Exercise description:
Quote the records in full and leave their pictures out.

Material for this task:
★ ★ ★ ★ ★ ★ ★

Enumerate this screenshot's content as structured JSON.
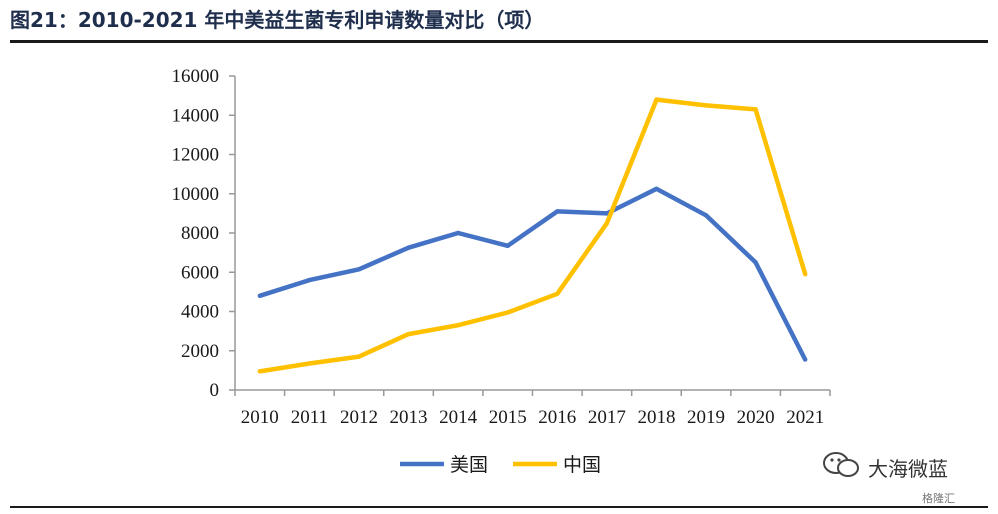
{
  "title": "图21：2010-2021 年中美益生菌专利申请数量对比（项）",
  "watermark": {
    "text": "大海微蓝",
    "sub": "格隆汇"
  },
  "chart_data": {
    "type": "line",
    "categories": [
      "2010",
      "2011",
      "2012",
      "2013",
      "2014",
      "2015",
      "2016",
      "2017",
      "2018",
      "2019",
      "2020",
      "2021"
    ],
    "ylim": [
      0,
      16000
    ],
    "yticks": [
      0,
      2000,
      4000,
      6000,
      8000,
      10000,
      12000,
      14000,
      16000
    ],
    "grid": false,
    "legend_position": "bottom",
    "series": [
      {
        "name": "美国",
        "color": "#4472C4",
        "values": [
          4800,
          5600,
          6150,
          7250,
          8000,
          7350,
          9100,
          9000,
          10250,
          8900,
          6500,
          1550
        ]
      },
      {
        "name": "中国",
        "color": "#FFC000",
        "values": [
          950,
          1350,
          1700,
          2850,
          3300,
          3950,
          4900,
          8500,
          14800,
          14500,
          14300,
          5900
        ]
      }
    ]
  }
}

★ ★ ★ ★ ★ ★ ★

The answer:
Enumerate this screenshot's content as structured JSON.
{
  "title": "图21：2010-2021 年中美益生菌专利申请数量对比（项）",
  "watermark": {
    "text": "大海微蓝",
    "sub": "格隆汇"
  },
  "chart_data": {
    "type": "line",
    "categories": [
      "2010",
      "2011",
      "2012",
      "2013",
      "2014",
      "2015",
      "2016",
      "2017",
      "2018",
      "2019",
      "2020",
      "2021"
    ],
    "ylim": [
      0,
      16000
    ],
    "yticks": [
      0,
      2000,
      4000,
      6000,
      8000,
      10000,
      12000,
      14000,
      16000
    ],
    "grid": false,
    "legend_position": "bottom",
    "series": [
      {
        "name": "美国",
        "color": "#4472C4",
        "values": [
          4800,
          5600,
          6150,
          7250,
          8000,
          7350,
          9100,
          9000,
          10250,
          8900,
          6500,
          1550
        ]
      },
      {
        "name": "中国",
        "color": "#FFC000",
        "values": [
          950,
          1350,
          1700,
          2850,
          3300,
          3950,
          4900,
          8500,
          14800,
          14500,
          14300,
          5900
        ]
      }
    ]
  }
}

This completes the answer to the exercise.